*EXERCISE:* Write the material out again exactly.

*ENTRIES SUPPLIED:*
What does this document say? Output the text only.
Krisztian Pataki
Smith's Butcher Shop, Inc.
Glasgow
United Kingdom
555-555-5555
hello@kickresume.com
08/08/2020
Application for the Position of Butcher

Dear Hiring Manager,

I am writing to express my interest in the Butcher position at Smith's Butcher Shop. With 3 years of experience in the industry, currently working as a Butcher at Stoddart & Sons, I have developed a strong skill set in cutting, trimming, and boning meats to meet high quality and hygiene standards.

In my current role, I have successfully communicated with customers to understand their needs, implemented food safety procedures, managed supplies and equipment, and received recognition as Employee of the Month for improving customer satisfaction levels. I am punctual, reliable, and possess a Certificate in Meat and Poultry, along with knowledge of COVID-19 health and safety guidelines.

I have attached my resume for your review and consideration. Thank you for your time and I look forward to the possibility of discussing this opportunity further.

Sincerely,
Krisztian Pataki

*OUTPUT FOR THIS TASK:*
What does this document say? Output the text only.
Krisztian Pataki
Smith's Butcher Shop, Inc.
Glasgow
United Kingdom
555-555-5555
hello@kickresume.com
08/08/2020
Application for the Position of Butcher

Dear Hiring Manager,

I am writing to express my interest in the Butcher position at Smith's Butcher Shop. With 3 years of experience in the industry, currently working as a Butcher at Stoddart & Sons, I have developed a strong skill set in cutting, trimming, and boning meats to meet high quality and hygiene standards.

In my current role, I have successfully communicated with customers to understand their needs, implemented food safety procedures, managed supplies and equipment, and received recognition as Employee of the Month for improving customer satisfaction levels. I am punctual, reliable, and possess a Certificate in Meat and Poultry, along with knowledge of COVID-19 health and safety guidelines.

I have attached my resume for your review and consideration. Thank you for your time and I look forward to the possibility of discussing this opportunity further.

Sincerely,
Krisztian Pataki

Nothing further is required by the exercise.